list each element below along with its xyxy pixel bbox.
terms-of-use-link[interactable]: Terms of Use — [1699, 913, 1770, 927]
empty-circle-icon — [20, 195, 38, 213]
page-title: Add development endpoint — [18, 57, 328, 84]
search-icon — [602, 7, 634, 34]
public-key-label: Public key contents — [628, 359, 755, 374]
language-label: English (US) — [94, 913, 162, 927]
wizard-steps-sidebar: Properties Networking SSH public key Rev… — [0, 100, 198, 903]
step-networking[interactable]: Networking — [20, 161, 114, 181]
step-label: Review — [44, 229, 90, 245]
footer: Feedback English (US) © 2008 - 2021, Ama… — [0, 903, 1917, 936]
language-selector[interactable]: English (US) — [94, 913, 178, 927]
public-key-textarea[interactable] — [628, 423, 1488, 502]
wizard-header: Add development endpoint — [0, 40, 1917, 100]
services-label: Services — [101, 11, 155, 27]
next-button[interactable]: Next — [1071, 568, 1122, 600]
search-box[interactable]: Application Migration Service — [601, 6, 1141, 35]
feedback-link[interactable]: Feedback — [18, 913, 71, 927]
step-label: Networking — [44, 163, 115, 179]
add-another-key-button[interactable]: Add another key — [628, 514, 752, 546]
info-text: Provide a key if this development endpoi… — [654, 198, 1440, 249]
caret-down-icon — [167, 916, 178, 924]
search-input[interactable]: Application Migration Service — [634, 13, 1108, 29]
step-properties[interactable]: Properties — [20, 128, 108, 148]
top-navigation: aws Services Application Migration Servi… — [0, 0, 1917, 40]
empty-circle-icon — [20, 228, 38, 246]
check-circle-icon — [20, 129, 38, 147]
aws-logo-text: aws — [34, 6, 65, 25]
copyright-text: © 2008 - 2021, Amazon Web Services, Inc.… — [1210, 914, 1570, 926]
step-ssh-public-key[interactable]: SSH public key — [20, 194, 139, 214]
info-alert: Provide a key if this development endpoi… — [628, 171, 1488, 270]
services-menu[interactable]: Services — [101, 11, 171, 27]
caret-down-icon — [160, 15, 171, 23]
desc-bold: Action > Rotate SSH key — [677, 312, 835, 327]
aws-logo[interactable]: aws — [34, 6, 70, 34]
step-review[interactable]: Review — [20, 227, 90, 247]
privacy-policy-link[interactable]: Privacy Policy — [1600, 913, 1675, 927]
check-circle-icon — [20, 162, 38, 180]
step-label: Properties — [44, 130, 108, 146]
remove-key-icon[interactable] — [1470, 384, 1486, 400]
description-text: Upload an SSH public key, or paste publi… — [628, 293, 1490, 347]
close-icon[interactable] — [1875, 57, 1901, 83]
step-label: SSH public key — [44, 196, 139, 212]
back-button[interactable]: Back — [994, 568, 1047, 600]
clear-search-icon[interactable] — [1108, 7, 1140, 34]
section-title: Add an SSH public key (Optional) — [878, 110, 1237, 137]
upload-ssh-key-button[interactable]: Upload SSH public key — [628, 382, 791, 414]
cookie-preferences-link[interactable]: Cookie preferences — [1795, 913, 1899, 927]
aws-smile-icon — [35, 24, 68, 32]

****************************************

Format the lines as a JSON list of strings, one string per line with blank lines omitted, starting at the first line of the records and ending at the line that contains "search-box[interactable]: Application Migration", both included.

--- RESPONSE TO THE TASK ---
[
  "list each element below along with its xyxy pixel bbox.",
  "terms-of-use-link[interactable]: Terms of Use — [1699, 913, 1770, 927]",
  "empty-circle-icon — [20, 195, 38, 213]",
  "page-title: Add development endpoint — [18, 57, 328, 84]",
  "search-icon — [602, 7, 634, 34]",
  "public-key-label: Public key contents — [628, 359, 755, 374]",
  "language-label: English (US) — [94, 913, 162, 927]",
  "wizard-steps-sidebar: Properties Networking SSH public key Rev… — [0, 100, 198, 903]",
  "step-networking[interactable]: Networking — [20, 161, 114, 181]",
  "step-label: Review — [44, 229, 90, 245]",
  "footer: Feedback English (US) © 2008 - 2021, Ama… — [0, 903, 1917, 936]",
  "language-selector[interactable]: English (US) — [94, 913, 178, 927]",
  "public-key-textarea[interactable] — [628, 423, 1488, 502]",
  "wizard-header: Add development endpoint — [0, 40, 1917, 100]",
  "services-label: Services — [101, 11, 155, 27]",
  "next-button[interactable]: Next — [1071, 568, 1122, 600]",
  "search-box[interactable]: Application Migration Service — [601, 6, 1141, 35]"
]